WRITTEN EXERCISE: Write the material out again exactly as it stands.

--- START OF ITEMS ---

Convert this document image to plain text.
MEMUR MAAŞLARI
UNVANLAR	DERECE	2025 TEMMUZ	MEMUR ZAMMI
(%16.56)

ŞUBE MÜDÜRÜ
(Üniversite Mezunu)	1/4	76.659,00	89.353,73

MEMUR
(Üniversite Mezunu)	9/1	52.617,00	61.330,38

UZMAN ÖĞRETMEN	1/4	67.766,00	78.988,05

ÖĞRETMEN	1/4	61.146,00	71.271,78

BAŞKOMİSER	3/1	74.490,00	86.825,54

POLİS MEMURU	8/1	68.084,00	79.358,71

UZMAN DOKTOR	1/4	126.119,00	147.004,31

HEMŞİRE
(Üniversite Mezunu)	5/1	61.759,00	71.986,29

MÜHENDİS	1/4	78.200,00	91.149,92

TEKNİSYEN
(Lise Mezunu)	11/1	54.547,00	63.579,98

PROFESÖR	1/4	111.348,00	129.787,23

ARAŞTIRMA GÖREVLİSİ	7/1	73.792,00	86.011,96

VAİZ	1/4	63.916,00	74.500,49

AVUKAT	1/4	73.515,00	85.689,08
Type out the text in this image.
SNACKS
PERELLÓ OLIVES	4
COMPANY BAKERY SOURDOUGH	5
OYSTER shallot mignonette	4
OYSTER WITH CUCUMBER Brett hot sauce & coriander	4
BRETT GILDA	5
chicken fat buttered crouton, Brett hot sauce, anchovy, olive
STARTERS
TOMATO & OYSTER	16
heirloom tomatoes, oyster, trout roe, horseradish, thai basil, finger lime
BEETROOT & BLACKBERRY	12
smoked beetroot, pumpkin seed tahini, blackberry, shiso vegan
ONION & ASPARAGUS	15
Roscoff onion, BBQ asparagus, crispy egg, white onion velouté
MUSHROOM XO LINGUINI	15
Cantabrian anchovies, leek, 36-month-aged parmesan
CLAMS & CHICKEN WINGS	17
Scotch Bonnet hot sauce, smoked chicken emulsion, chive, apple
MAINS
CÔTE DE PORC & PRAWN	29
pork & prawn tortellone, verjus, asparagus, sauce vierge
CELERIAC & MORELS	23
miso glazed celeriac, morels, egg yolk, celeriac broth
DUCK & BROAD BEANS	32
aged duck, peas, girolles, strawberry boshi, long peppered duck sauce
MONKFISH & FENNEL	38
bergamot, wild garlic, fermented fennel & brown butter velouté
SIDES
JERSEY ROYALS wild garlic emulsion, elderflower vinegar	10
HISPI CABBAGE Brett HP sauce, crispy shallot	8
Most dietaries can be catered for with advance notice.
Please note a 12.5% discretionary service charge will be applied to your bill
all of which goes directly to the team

--- END OF ITEMS ---

RESULT FOR THIS EXERCISE:
Convert this document image to plain text.
MEMUR MAAŞLARI
UNVANLAR	DERECE	2025 TEMMUZ	MEMUR ZAMMI
(%16.56)

ŞUBE MÜDÜRÜ
(Üniversite Mezunu)	1/4	76.659,00	89.353,73

MEMUR
(Üniversite Mezunu)	9/1	52.617,00	61.330,38

UZMAN ÖĞRETMEN	1/4	67.766,00	78.988,05

ÖĞRETMEN	1/4	61.146,00	71.271,78

BAŞKOMİSER	3/1	74.490,00	86.825,54

POLİS MEMURU	8/1	68.084,00	79.358,71

UZMAN DOKTOR	1/4	126.119,00	147.004,31

HEMŞİRE
(Üniversite Mezunu)	5/1	61.759,00	71.986,29

MÜHENDİS	1/4	78.200,00	91.149,92

TEKNİSYEN
(Lise Mezunu)	11/1	54.547,00	63.579,98

PROFESÖR	1/4	111.348,00	129.787,23

ARAŞTIRMA GÖREVLİSİ	7/1	73.792,00	86.011,96

VAİZ	1/4	63.916,00	74.500,49

AVUKAT	1/4	73.515,00	85.689,08
Type out the text in this image.
SNACKS
PERELLÓ OLIVES	4
COMPANY BAKERY SOURDOUGH	5
OYSTER shallot mignonette	4
OYSTER WITH CUCUMBER Brett hot sauce & coriander	4
BRETT GILDA	5
chicken fat buttered crouton, Brett hot sauce, anchovy, olive
STARTERS
TOMATO & OYSTER	16
heirloom tomatoes, oyster, trout roe, horseradish, thai basil, finger lime
BEETROOT & BLACKBERRY	12
smoked beetroot, pumpkin seed tahini, blackberry, shiso vegan
ONION & ASPARAGUS	15
Roscoff onion, BBQ asparagus, crispy egg, white onion velouté
MUSHROOM XO LINGUINI	15
Cantabrian anchovies, leek, 36-month-aged parmesan
CLAMS & CHICKEN WINGS	17
Scotch Bonnet hot sauce, smoked chicken emulsion, chive, apple
MAINS
CÔTE DE PORC & PRAWN	29
pork & prawn tortellone, verjus, asparagus, sauce vierge
CELERIAC & MORELS	23
miso glazed celeriac, morels, egg yolk, celeriac broth
DUCK & BROAD BEANS	32
aged duck, peas, girolles, strawberry boshi, long peppered duck sauce
MONKFISH & FENNEL	38
bergamot, wild garlic, fermented fennel & brown butter velouté
SIDES
JERSEY ROYALS wild garlic emulsion, elderflower vinegar	10
HISPI CABBAGE Brett HP sauce, crispy shallot	8
Most dietaries can be catered for with advance notice.
Please note a 12.5% discretionary service charge will be applied to your bill
all of which goes directly to the team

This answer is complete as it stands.